[Stored data]
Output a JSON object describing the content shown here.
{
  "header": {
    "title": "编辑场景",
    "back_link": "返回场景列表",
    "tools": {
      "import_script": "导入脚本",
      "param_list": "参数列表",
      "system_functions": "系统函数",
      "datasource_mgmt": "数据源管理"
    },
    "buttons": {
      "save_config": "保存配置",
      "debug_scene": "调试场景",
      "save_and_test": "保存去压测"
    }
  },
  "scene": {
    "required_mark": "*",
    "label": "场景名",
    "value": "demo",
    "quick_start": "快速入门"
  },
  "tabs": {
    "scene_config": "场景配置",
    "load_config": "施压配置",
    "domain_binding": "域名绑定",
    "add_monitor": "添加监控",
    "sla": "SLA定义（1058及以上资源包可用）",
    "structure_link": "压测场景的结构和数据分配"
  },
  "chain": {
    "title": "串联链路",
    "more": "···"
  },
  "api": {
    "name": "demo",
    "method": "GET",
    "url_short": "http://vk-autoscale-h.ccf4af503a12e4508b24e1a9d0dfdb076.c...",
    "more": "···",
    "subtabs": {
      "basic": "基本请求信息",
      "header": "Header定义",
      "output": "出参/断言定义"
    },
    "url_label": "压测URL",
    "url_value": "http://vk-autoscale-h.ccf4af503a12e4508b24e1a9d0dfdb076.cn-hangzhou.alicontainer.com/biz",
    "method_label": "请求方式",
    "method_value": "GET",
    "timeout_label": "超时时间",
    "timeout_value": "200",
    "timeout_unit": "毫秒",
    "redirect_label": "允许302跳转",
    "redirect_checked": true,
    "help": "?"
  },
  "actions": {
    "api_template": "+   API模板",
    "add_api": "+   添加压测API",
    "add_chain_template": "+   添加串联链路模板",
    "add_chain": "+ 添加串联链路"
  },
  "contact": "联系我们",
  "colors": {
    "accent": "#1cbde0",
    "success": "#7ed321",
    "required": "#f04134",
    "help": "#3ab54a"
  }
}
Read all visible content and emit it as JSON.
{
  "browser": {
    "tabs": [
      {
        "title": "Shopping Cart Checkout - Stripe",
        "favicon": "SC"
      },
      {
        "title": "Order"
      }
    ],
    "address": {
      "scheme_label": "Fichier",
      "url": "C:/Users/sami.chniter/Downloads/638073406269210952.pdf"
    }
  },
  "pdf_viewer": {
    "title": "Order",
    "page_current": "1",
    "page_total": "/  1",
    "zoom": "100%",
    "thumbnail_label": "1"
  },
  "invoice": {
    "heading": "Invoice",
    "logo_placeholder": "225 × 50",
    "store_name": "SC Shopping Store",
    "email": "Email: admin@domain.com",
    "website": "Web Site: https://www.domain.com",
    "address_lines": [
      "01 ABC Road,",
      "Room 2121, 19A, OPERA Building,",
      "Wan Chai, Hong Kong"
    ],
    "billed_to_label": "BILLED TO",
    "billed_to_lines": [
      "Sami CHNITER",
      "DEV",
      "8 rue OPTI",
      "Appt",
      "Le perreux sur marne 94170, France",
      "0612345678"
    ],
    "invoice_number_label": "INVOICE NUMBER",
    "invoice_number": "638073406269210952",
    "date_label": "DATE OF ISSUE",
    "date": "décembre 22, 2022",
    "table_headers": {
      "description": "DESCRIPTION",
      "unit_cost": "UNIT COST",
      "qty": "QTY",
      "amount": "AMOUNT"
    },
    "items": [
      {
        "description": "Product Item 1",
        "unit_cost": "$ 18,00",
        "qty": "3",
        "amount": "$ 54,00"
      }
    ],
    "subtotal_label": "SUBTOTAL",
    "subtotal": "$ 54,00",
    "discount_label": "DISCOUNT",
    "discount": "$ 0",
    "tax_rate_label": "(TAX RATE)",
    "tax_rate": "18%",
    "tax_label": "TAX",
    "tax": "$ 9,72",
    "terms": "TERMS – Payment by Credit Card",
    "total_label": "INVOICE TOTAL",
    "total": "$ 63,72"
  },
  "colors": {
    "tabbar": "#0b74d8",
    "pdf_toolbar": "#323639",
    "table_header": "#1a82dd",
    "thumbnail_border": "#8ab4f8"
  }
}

Task brief:
Copy out every line in the listing where the word "autoscale" appears.

Result:
    "url_short": "http://vk-autoscale-h.ccf4af503a12e4508b24e1a9d0dfdb076.c...",
    "url_value": "http://vk-autoscale-h.ccf4af503a12e4508b24e1a9d0dfdb076.cn-hangzhou.alicontainer.com/biz",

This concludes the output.